§ PROBLEM DETAILS:
Update the material below by replacing every instance of "interactable" with "clickable" and leaving the rest unchanged. Omit the pictures from your output.
>> start INPUT ROWS
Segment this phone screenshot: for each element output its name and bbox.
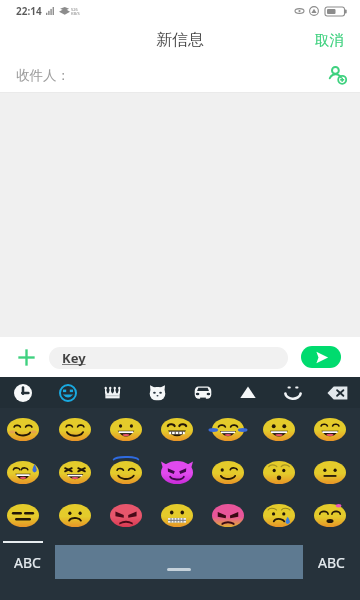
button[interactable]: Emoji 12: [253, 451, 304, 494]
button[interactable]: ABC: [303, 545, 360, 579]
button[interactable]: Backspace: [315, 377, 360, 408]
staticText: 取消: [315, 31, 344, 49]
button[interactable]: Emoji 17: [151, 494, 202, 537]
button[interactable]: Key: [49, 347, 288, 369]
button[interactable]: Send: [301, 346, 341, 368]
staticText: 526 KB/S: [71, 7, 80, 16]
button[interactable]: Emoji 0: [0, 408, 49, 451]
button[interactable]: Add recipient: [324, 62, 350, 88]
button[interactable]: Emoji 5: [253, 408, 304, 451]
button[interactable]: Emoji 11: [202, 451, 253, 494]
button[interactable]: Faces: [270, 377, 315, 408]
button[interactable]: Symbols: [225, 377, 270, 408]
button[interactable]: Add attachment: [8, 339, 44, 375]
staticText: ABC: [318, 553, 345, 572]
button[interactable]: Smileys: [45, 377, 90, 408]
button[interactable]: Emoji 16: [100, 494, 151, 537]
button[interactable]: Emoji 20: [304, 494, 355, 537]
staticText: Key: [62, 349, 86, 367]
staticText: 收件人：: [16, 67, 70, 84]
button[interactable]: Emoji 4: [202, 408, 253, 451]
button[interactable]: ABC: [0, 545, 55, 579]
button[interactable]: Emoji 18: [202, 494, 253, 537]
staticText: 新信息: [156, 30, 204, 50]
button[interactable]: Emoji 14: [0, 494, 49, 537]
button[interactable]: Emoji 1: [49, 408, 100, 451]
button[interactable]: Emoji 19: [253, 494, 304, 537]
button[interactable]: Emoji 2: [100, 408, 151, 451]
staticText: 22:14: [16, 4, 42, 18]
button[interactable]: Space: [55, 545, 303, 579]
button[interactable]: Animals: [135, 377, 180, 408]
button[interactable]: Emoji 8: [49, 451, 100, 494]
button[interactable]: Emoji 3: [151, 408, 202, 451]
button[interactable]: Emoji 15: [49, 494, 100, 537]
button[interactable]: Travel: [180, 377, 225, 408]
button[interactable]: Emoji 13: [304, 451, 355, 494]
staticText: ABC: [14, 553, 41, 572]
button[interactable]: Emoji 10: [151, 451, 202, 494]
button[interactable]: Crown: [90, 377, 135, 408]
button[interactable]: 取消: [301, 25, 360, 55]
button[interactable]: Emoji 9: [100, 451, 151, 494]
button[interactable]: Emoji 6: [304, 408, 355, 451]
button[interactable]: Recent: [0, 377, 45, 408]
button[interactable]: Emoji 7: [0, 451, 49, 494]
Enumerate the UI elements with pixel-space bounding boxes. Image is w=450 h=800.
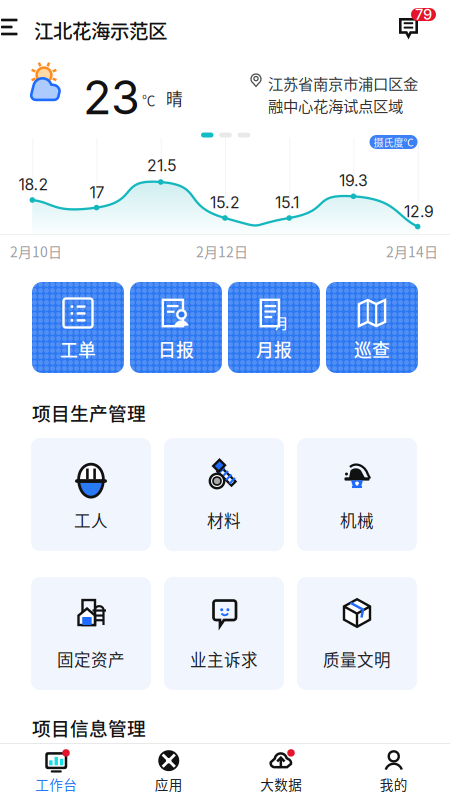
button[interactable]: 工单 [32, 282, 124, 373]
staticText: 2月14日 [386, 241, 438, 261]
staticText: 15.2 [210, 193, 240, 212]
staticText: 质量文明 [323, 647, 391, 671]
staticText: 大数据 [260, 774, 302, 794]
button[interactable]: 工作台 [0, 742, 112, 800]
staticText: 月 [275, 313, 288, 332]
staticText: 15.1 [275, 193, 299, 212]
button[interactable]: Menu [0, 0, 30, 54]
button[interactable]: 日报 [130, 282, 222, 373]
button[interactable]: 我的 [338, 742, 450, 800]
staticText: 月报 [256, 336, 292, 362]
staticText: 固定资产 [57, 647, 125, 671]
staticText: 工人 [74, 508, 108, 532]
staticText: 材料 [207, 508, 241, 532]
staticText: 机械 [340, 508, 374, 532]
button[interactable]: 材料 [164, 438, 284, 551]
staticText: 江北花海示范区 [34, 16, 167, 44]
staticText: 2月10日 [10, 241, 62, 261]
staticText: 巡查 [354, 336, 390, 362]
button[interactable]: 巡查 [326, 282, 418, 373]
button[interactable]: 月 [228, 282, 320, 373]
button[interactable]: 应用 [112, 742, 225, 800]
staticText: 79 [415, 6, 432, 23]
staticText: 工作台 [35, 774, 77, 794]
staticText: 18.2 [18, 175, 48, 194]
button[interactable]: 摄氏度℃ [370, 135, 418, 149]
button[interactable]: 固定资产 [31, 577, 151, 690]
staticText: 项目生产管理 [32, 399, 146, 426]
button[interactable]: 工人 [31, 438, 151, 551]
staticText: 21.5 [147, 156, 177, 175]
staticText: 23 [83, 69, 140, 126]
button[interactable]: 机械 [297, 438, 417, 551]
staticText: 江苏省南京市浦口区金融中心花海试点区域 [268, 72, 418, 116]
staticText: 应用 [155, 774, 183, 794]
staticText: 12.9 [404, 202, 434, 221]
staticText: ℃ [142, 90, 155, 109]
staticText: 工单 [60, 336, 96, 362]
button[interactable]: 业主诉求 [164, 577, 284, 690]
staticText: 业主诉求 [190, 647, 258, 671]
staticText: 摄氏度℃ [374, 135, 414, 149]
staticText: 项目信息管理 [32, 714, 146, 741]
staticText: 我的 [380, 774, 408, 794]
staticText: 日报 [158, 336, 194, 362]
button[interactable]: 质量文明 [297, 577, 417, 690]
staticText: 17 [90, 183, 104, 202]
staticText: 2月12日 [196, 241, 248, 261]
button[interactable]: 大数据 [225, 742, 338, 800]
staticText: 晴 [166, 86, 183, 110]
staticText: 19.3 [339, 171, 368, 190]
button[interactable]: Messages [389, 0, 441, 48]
>> end INPUT ROWS
§ FINAL RESULT:
Segment this phone screenshot: for each element output its name and bbox.
button[clickable]: Emoji 12: [253, 451, 304, 494]
button[clickable]: ABC: [303, 545, 360, 579]
button[clickable]: Backspace: [315, 377, 360, 408]
staticText: 取消: [315, 31, 344, 49]
button[clickable]: Emoji 17: [151, 494, 202, 537]
button[clickable]: Key: [49, 347, 288, 369]
button[clickable]: Send: [301, 346, 341, 368]
staticText: 526 KB/S: [71, 7, 80, 16]
button[clickable]: Emoji 0: [0, 408, 49, 451]
button[clickable]: Add recipient: [324, 62, 350, 88]
button[clickable]: Emoji 5: [253, 408, 304, 451]
button[clickable]: Emoji 11: [202, 451, 253, 494]
button[clickable]: Faces: [270, 377, 315, 408]
button[clickable]: Symbols: [225, 377, 270, 408]
button[clickable]: Add attachment: [8, 339, 44, 375]
staticText: ABC: [318, 553, 345, 572]
button[clickable]: Smileys: [45, 377, 90, 408]
button[clickable]: Emoji 16: [100, 494, 151, 537]
button[clickable]: Emoji 20: [304, 494, 355, 537]
staticText: Key: [62, 349, 86, 367]
staticText: 收件人：: [16, 67, 70, 84]
button[clickable]: Emoji 4: [202, 408, 253, 451]
button[clickable]: ABC: [0, 545, 55, 579]
button[clickable]: Emoji 18: [202, 494, 253, 537]
staticText: 新信息: [156, 30, 204, 50]
button[clickable]: Emoji 14: [0, 494, 49, 537]
button[clickable]: Emoji 1: [49, 408, 100, 451]
button[clickable]: Emoji 19: [253, 494, 304, 537]
button[clickable]: Emoji 2: [100, 408, 151, 451]
staticText: 22:14: [16, 4, 42, 18]
button[clickable]: Space: [55, 545, 303, 579]
button[clickable]: Animals: [135, 377, 180, 408]
button[clickable]: Emoji 8: [49, 451, 100, 494]
button[clickable]: Emoji 3: [151, 408, 202, 451]
button[clickable]: Emoji 15: [49, 494, 100, 537]
button[clickable]: Travel: [180, 377, 225, 408]
button[clickable]: Emoji 13: [304, 451, 355, 494]
staticText: ABC: [14, 553, 41, 572]
button[clickable]: Emoji 10: [151, 451, 202, 494]
button[clickable]: Crown: [90, 377, 135, 408]
button[clickable]: 取消: [301, 25, 360, 55]
button[clickable]: Emoji 9: [100, 451, 151, 494]
button[clickable]: Emoji 6: [304, 408, 355, 451]
button[clickable]: Recent: [0, 377, 45, 408]
button[clickable]: Emoji 7: [0, 451, 49, 494]
Enumerate the UI elements with pixel-space bounding boxes. Image is w=450 h=800.
button[clickable]: 工单 [32, 282, 124, 373]
staticText: 2月14日 [386, 241, 438, 261]
staticText: 15.2 [210, 193, 240, 212]
staticText: 质量文明 [323, 647, 391, 671]
staticText: 大数据 [260, 774, 302, 794]
button[clickable]: 工作台 [0, 742, 112, 800]
staticText: 月 [275, 313, 288, 332]
staticText: 15.1 [275, 193, 299, 212]
button[clickable]: Menu [0, 0, 30, 54]
button[clickable]: 日报 [130, 282, 222, 373]
button[clickable]: 我的 [338, 742, 450, 800]
staticText: 月报 [256, 336, 292, 362]
staticText: 固定资产 [57, 647, 125, 671]
staticText: 工人 [74, 508, 108, 532]
staticText: 材料 [207, 508, 241, 532]
staticText: 机械 [340, 508, 374, 532]
button[clickable]: 材料 [164, 438, 284, 551]
staticText: 江北花海示范区 [34, 16, 167, 44]
staticText: 2月10日 [10, 241, 62, 261]
staticText: 巡查 [354, 336, 390, 362]
button[clickable]: 巡查 [326, 282, 418, 373]
button[clickable]: 月 [228, 282, 320, 373]
button[clickable]: 应用 [112, 742, 225, 800]
staticText: 79 [415, 6, 432, 23]
staticText: 工作台 [35, 774, 77, 794]
staticText: 18.2 [18, 175, 48, 194]
button[clickable]: 摄氏度℃ [370, 135, 418, 149]
button[clickable]: 固定资产 [31, 577, 151, 690]
staticText: 项目生产管理 [32, 399, 146, 426]
button[clickable]: 工人 [31, 438, 151, 551]
staticText: 21.5 [147, 156, 177, 175]
staticText: 23 [83, 69, 140, 126]
button[clickable]: 机械 [297, 438, 417, 551]
staticText: 江苏省南京市浦口区金融中心花海试点区域 [268, 72, 418, 116]
staticText: 应用 [155, 774, 183, 794]
staticText: 12.9 [404, 202, 434, 221]
staticText: ℃ [142, 90, 155, 109]
staticText: 工单 [60, 336, 96, 362]
button[clickable]: 业主诉求 [164, 577, 284, 690]
staticText: 业主诉求 [190, 647, 258, 671]
staticText: 摄氏度℃ [374, 135, 414, 149]
staticText: 项目信息管理 [32, 714, 146, 741]
staticText: 我的 [380, 774, 408, 794]
staticText: 日报 [158, 336, 194, 362]
button[clickable]: 质量文明 [297, 577, 417, 690]
staticText: 17 [90, 183, 104, 202]
staticText: 2月12日 [196, 241, 248, 261]
button[clickable]: 大数据 [225, 742, 338, 800]
staticText: 晴 [166, 86, 183, 110]
staticText: 19.3 [339, 171, 368, 190]
button[clickable]: Messages [389, 0, 441, 48]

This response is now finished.